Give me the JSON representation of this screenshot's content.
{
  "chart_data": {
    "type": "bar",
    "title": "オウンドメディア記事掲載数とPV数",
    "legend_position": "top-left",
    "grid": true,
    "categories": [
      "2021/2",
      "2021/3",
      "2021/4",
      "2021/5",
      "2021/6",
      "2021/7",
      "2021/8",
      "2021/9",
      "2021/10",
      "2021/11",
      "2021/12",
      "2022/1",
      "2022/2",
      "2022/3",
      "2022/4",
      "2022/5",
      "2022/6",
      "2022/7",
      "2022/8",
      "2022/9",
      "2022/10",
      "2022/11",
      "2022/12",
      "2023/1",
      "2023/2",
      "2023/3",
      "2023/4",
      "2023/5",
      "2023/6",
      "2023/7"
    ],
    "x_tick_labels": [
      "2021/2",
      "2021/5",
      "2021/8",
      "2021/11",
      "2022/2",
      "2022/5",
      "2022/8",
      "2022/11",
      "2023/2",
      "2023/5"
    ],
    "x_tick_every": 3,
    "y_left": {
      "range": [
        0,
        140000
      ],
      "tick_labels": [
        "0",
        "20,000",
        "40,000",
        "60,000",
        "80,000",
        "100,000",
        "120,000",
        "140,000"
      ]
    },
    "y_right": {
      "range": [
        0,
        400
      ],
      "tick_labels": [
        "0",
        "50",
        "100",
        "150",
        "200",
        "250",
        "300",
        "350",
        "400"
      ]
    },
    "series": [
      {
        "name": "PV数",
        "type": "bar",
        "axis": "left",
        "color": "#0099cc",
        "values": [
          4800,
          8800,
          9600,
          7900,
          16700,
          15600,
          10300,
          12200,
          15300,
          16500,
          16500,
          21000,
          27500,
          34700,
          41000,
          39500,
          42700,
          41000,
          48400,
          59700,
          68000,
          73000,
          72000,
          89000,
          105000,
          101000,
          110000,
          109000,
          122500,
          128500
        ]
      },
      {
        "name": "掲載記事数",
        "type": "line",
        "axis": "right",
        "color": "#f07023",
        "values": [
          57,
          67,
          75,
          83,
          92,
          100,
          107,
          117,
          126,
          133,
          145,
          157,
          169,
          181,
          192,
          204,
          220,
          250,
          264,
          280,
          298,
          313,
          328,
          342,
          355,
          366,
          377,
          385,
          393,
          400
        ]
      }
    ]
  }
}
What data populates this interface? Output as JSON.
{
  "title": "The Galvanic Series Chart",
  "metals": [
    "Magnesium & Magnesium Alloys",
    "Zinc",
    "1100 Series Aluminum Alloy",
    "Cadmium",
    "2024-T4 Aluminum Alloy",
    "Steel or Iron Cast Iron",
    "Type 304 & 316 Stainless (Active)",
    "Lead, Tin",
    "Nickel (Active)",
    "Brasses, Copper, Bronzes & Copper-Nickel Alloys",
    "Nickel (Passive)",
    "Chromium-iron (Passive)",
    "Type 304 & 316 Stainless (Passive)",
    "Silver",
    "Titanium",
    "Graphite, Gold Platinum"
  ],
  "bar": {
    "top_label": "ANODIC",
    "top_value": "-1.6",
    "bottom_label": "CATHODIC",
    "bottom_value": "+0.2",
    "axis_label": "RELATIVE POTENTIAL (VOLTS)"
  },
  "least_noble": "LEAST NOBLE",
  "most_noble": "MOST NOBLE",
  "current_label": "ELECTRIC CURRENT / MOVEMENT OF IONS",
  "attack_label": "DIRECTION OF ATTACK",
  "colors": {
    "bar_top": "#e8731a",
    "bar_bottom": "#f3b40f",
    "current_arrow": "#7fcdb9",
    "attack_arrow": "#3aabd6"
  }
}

_Do this:_
Restate the data above exactly, keeping each word as it stands.

_Solution to this exercise:_
Give me the JSON representation of this screenshot's content.
{
  "chart_data": {
    "type": "bar",
    "title": "オウンドメディア記事掲載数とPV数",
    "legend_position": "top-left",
    "grid": true,
    "categories": [
      "2021/2",
      "2021/3",
      "2021/4",
      "2021/5",
      "2021/6",
      "2021/7",
      "2021/8",
      "2021/9",
      "2021/10",
      "2021/11",
      "2021/12",
      "2022/1",
      "2022/2",
      "2022/3",
      "2022/4",
      "2022/5",
      "2022/6",
      "2022/7",
      "2022/8",
      "2022/9",
      "2022/10",
      "2022/11",
      "2022/12",
      "2023/1",
      "2023/2",
      "2023/3",
      "2023/4",
      "2023/5",
      "2023/6",
      "2023/7"
    ],
    "x_tick_labels": [
      "2021/2",
      "2021/5",
      "2021/8",
      "2021/11",
      "2022/2",
      "2022/5",
      "2022/8",
      "2022/11",
      "2023/2",
      "2023/5"
    ],
    "x_tick_every": 3,
    "y_left": {
      "range": [
        0,
        140000
      ],
      "tick_labels": [
        "0",
        "20,000",
        "40,000",
        "60,000",
        "80,000",
        "100,000",
        "120,000",
        "140,000"
      ]
    },
    "y_right": {
      "range": [
        0,
        400
      ],
      "tick_labels": [
        "0",
        "50",
        "100",
        "150",
        "200",
        "250",
        "300",
        "350",
        "400"
      ]
    },
    "series": [
      {
        "name": "PV数",
        "type": "bar",
        "axis": "left",
        "color": "#0099cc",
        "values": [
          4800,
          8800,
          9600,
          7900,
          16700,
          15600,
          10300,
          12200,
          15300,
          16500,
          16500,
          21000,
          27500,
          34700,
          41000,
          39500,
          42700,
          41000,
          48400,
          59700,
          68000,
          73000,
          72000,
          89000,
          105000,
          101000,
          110000,
          109000,
          122500,
          128500
        ]
      },
      {
        "name": "掲載記事数",
        "type": "line",
        "axis": "right",
        "color": "#f07023",
        "values": [
          57,
          67,
          75,
          83,
          92,
          100,
          107,
          117,
          126,
          133,
          145,
          157,
          169,
          181,
          192,
          204,
          220,
          250,
          264,
          280,
          298,
          313,
          328,
          342,
          355,
          366,
          377,
          385,
          393,
          400
        ]
      }
    ]
  }
}
What data populates this interface? Output as JSON.
{
  "title": "The Galvanic Series Chart",
  "metals": [
    "Magnesium & Magnesium Alloys",
    "Zinc",
    "1100 Series Aluminum Alloy",
    "Cadmium",
    "2024-T4 Aluminum Alloy",
    "Steel or Iron Cast Iron",
    "Type 304 & 316 Stainless (Active)",
    "Lead, Tin",
    "Nickel (Active)",
    "Brasses, Copper, Bronzes & Copper-Nickel Alloys",
    "Nickel (Passive)",
    "Chromium-iron (Passive)",
    "Type 304 & 316 Stainless (Passive)",
    "Silver",
    "Titanium",
    "Graphite, Gold Platinum"
  ],
  "bar": {
    "top_label": "ANODIC",
    "top_value": "-1.6",
    "bottom_label": "CATHODIC",
    "bottom_value": "+0.2",
    "axis_label": "RELATIVE POTENTIAL (VOLTS)"
  },
  "least_noble": "LEAST NOBLE",
  "most_noble": "MOST NOBLE",
  "current_label": "ELECTRIC CURRENT / MOVEMENT OF IONS",
  "attack_label": "DIRECTION OF ATTACK",
  "colors": {
    "bar_top": "#e8731a",
    "bar_bottom": "#f3b40f",
    "current_arrow": "#7fcdb9",
    "attack_arrow": "#3aabd6"
  }
}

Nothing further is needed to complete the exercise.